> [GIVEN EXERCISE] Reproduce every entry exactly as shown.

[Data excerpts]
—————
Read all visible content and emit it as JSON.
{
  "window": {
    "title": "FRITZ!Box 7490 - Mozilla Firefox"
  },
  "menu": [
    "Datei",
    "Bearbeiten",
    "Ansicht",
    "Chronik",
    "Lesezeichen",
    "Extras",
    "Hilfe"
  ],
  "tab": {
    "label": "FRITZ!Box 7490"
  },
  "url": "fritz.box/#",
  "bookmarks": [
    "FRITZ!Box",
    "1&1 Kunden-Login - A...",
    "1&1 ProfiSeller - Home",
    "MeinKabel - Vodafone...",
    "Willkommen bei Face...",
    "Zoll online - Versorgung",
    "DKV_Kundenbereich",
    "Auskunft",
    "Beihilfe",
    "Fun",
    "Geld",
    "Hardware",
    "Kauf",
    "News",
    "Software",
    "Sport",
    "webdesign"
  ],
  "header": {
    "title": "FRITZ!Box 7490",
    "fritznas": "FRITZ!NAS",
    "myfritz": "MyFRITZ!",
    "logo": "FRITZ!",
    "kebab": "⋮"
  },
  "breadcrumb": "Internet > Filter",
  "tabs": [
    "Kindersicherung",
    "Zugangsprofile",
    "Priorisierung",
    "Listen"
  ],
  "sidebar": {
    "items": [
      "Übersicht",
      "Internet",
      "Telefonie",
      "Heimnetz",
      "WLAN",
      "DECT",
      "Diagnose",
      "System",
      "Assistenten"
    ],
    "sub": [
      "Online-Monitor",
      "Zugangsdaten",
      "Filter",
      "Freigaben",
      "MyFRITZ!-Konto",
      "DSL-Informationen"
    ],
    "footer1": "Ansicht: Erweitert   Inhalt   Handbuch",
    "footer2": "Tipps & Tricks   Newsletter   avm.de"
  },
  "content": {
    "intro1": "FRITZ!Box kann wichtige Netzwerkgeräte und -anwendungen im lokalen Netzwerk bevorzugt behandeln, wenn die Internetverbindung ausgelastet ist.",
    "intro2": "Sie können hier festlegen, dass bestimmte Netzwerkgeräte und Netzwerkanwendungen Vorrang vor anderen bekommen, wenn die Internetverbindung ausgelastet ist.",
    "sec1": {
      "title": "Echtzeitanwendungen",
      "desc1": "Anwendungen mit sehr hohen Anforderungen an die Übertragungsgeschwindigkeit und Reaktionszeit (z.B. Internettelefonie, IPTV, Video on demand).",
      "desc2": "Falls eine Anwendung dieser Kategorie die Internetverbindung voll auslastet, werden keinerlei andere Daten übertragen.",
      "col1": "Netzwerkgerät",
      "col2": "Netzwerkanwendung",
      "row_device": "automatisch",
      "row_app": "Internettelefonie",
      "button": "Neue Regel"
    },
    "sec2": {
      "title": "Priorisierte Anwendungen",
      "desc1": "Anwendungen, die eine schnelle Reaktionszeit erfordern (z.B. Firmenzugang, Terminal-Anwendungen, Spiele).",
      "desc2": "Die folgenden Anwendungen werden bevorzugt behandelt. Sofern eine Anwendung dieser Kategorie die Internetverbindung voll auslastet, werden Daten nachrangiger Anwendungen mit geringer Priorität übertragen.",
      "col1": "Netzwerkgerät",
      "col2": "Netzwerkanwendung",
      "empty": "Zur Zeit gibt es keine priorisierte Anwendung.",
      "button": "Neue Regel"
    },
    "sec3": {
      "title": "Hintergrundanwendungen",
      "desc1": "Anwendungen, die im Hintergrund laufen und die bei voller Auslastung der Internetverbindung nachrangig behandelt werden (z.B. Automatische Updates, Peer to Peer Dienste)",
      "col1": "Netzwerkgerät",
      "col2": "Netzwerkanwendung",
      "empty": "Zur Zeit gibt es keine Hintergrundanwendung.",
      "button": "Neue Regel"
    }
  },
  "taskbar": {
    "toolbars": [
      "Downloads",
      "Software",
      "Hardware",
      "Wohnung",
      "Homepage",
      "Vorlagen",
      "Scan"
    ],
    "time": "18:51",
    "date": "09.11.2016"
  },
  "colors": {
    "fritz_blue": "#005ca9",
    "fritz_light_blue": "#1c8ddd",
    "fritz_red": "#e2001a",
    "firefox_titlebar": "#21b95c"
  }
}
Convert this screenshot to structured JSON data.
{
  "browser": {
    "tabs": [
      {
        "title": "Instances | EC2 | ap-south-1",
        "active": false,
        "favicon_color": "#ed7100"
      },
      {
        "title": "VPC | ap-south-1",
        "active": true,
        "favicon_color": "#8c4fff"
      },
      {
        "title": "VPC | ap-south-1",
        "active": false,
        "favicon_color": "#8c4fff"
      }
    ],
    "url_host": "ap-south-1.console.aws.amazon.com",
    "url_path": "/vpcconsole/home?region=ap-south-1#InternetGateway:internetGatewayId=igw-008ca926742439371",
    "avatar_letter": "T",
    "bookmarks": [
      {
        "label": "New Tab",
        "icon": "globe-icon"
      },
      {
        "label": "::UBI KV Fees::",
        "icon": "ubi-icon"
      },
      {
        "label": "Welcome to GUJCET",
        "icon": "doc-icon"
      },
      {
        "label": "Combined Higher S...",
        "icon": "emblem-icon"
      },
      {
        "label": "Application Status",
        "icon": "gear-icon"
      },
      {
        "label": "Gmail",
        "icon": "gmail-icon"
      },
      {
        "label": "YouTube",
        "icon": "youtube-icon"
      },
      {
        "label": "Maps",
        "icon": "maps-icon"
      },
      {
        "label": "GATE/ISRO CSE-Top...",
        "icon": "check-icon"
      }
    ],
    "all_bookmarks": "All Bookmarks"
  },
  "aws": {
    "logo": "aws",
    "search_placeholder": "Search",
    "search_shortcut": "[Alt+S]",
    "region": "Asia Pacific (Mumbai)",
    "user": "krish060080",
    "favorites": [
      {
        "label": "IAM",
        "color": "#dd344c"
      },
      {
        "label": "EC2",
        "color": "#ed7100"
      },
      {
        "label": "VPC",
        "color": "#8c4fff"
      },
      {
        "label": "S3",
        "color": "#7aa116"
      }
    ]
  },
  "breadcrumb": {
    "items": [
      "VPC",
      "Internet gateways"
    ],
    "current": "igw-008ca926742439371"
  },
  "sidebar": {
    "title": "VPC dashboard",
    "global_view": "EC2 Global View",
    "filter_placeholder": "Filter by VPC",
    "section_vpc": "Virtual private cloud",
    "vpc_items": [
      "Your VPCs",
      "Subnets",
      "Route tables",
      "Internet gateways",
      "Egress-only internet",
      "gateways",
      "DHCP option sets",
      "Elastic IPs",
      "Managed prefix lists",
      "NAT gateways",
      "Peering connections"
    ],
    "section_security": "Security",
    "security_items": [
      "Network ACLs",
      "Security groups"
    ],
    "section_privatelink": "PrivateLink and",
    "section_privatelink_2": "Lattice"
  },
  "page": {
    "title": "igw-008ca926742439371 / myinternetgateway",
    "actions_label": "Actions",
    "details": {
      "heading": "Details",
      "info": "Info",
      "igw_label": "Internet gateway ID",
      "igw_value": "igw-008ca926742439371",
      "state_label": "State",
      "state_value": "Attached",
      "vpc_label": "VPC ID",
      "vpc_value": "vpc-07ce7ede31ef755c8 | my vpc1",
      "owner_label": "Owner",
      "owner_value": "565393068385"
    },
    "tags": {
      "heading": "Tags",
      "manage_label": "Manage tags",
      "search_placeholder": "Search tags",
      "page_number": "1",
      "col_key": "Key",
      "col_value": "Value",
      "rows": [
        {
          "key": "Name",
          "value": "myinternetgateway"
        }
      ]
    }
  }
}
—————
> [COMPLETED TASK]
Read all visible content and emit it as JSON.
{
  "window": {
    "title": "FRITZ!Box 7490 - Mozilla Firefox"
  },
  "menu": [
    "Datei",
    "Bearbeiten",
    "Ansicht",
    "Chronik",
    "Lesezeichen",
    "Extras",
    "Hilfe"
  ],
  "tab": {
    "label": "FRITZ!Box 7490"
  },
  "url": "fritz.box/#",
  "bookmarks": [
    "FRITZ!Box",
    "1&1 Kunden-Login - A...",
    "1&1 ProfiSeller - Home",
    "MeinKabel - Vodafone...",
    "Willkommen bei Face...",
    "Zoll online - Versorgung",
    "DKV_Kundenbereich",
    "Auskunft",
    "Beihilfe",
    "Fun",
    "Geld",
    "Hardware",
    "Kauf",
    "News",
    "Software",
    "Sport",
    "webdesign"
  ],
  "header": {
    "title": "FRITZ!Box 7490",
    "fritznas": "FRITZ!NAS",
    "myfritz": "MyFRITZ!",
    "logo": "FRITZ!",
    "kebab": "⋮"
  },
  "breadcrumb": "Internet > Filter",
  "tabs": [
    "Kindersicherung",
    "Zugangsprofile",
    "Priorisierung",
    "Listen"
  ],
  "sidebar": {
    "items": [
      "Übersicht",
      "Internet",
      "Telefonie",
      "Heimnetz",
      "WLAN",
      "DECT",
      "Diagnose",
      "System",
      "Assistenten"
    ],
    "sub": [
      "Online-Monitor",
      "Zugangsdaten",
      "Filter",
      "Freigaben",
      "MyFRITZ!-Konto",
      "DSL-Informationen"
    ],
    "footer1": "Ansicht: Erweitert   Inhalt   Handbuch",
    "footer2": "Tipps & Tricks   Newsletter   avm.de"
  },
  "content": {
    "intro1": "FRITZ!Box kann wichtige Netzwerkgeräte und -anwendungen im lokalen Netzwerk bevorzugt behandeln, wenn die Internetverbindung ausgelastet ist.",
    "intro2": "Sie können hier festlegen, dass bestimmte Netzwerkgeräte und Netzwerkanwendungen Vorrang vor anderen bekommen, wenn die Internetverbindung ausgelastet ist.",
    "sec1": {
      "title": "Echtzeitanwendungen",
      "desc1": "Anwendungen mit sehr hohen Anforderungen an die Übertragungsgeschwindigkeit und Reaktionszeit (z.B. Internettelefonie, IPTV, Video on demand).",
      "desc2": "Falls eine Anwendung dieser Kategorie die Internetverbindung voll auslastet, werden keinerlei andere Daten übertragen.",
      "col1": "Netzwerkgerät",
      "col2": "Netzwerkanwendung",
      "row_device": "automatisch",
      "row_app": "Internettelefonie",
      "button": "Neue Regel"
    },
    "sec2": {
      "title": "Priorisierte Anwendungen",
      "desc1": "Anwendungen, die eine schnelle Reaktionszeit erfordern (z.B. Firmenzugang, Terminal-Anwendungen, Spiele).",
      "desc2": "Die folgenden Anwendungen werden bevorzugt behandelt. Sofern eine Anwendung dieser Kategorie die Internetverbindung voll auslastet, werden Daten nachrangiger Anwendungen mit geringer Priorität übertragen.",
      "col1": "Netzwerkgerät",
      "col2": "Netzwerkanwendung",
      "empty": "Zur Zeit gibt es keine priorisierte Anwendung.",
      "button": "Neue Regel"
    },
    "sec3": {
      "title": "Hintergrundanwendungen",
      "desc1": "Anwendungen, die im Hintergrund laufen und die bei voller Auslastung der Internetverbindung nachrangig behandelt werden (z.B. Automatische Updates, Peer to Peer Dienste)",
      "col1": "Netzwerkgerät",
      "col2": "Netzwerkanwendung",
      "empty": "Zur Zeit gibt es keine Hintergrundanwendung.",
      "button": "Neue Regel"
    }
  },
  "taskbar": {
    "toolbars": [
      "Downloads",
      "Software",
      "Hardware",
      "Wohnung",
      "Homepage",
      "Vorlagen",
      "Scan"
    ],
    "time": "18:51",
    "date": "09.11.2016"
  },
  "colors": {
    "fritz_blue": "#005ca9",
    "fritz_light_blue": "#1c8ddd",
    "fritz_red": "#e2001a",
    "firefox_titlebar": "#21b95c"
  }
}
Convert this screenshot to structured JSON data.
{
  "browser": {
    "tabs": [
      {
        "title": "Instances | EC2 | ap-south-1",
        "active": false,
        "favicon_color": "#ed7100"
      },
      {
        "title": "VPC | ap-south-1",
        "active": true,
        "favicon_color": "#8c4fff"
      },
      {
        "title": "VPC | ap-south-1",
        "active": false,
        "favicon_color": "#8c4fff"
      }
    ],
    "url_host": "ap-south-1.console.aws.amazon.com",
    "url_path": "/vpcconsole/home?region=ap-south-1#InternetGateway:internetGatewayId=igw-008ca926742439371",
    "avatar_letter": "T",
    "bookmarks": [
      {
        "label": "New Tab",
        "icon": "globe-icon"
      },
      {
        "label": "::UBI KV Fees::",
        "icon": "ubi-icon"
      },
      {
        "label": "Welcome to GUJCET",
        "icon": "doc-icon"
      },
      {
        "label": "Combined Higher S...",
        "icon": "emblem-icon"
      },
      {
        "label": "Application Status",
        "icon": "gear-icon"
      },
      {
        "label": "Gmail",
        "icon": "gmail-icon"
      },
      {
        "label": "YouTube",
        "icon": "youtube-icon"
      },
      {
        "label": "Maps",
        "icon": "maps-icon"
      },
      {
        "label": "GATE/ISRO CSE-Top...",
        "icon": "check-icon"
      }
    ],
    "all_bookmarks": "All Bookmarks"
  },
  "aws": {
    "logo": "aws",
    "search_placeholder": "Search",
    "search_shortcut": "[Alt+S]",
    "region": "Asia Pacific (Mumbai)",
    "user": "krish060080",
    "favorites": [
      {
        "label": "IAM",
        "color": "#dd344c"
      },
      {
        "label": "EC2",
        "color": "#ed7100"
      },
      {
        "label": "VPC",
        "color": "#8c4fff"
      },
      {
        "label": "S3",
        "color": "#7aa116"
      }
    ]
  },
  "breadcrumb": {
    "items": [
      "VPC",
      "Internet gateways"
    ],
    "current": "igw-008ca926742439371"
  },
  "sidebar": {
    "title": "VPC dashboard",
    "global_view": "EC2 Global View",
    "filter_placeholder": "Filter by VPC",
    "section_vpc": "Virtual private cloud",
    "vpc_items": [
      "Your VPCs",
      "Subnets",
      "Route tables",
      "Internet gateways",
      "Egress-only internet",
      "gateways",
      "DHCP option sets",
      "Elastic IPs",
      "Managed prefix lists",
      "NAT gateways",
      "Peering connections"
    ],
    "section_security": "Security",
    "security_items": [
      "Network ACLs",
      "Security groups"
    ],
    "section_privatelink": "PrivateLink and",
    "section_privatelink_2": "Lattice"
  },
  "page": {
    "title": "igw-008ca926742439371 / myinternetgateway",
    "actions_label": "Actions",
    "details": {
      "heading": "Details",
      "info": "Info",
      "igw_label": "Internet gateway ID",
      "igw_value": "igw-008ca926742439371",
      "state_label": "State",
      "state_value": "Attached",
      "vpc_label": "VPC ID",
      "vpc_value": "vpc-07ce7ede31ef755c8 | my vpc1",
      "owner_label": "Owner",
      "owner_value": "565393068385"
    },
    "tags": {
      "heading": "Tags",
      "manage_label": "Manage tags",
      "search_placeholder": "Search tags",
      "page_number": "1",
      "col_key": "Key",
      "col_value": "Value",
      "rows": [
        {
          "key": "Name",
          "value": "myinternetgateway"
        }
      ]
    }
  }
}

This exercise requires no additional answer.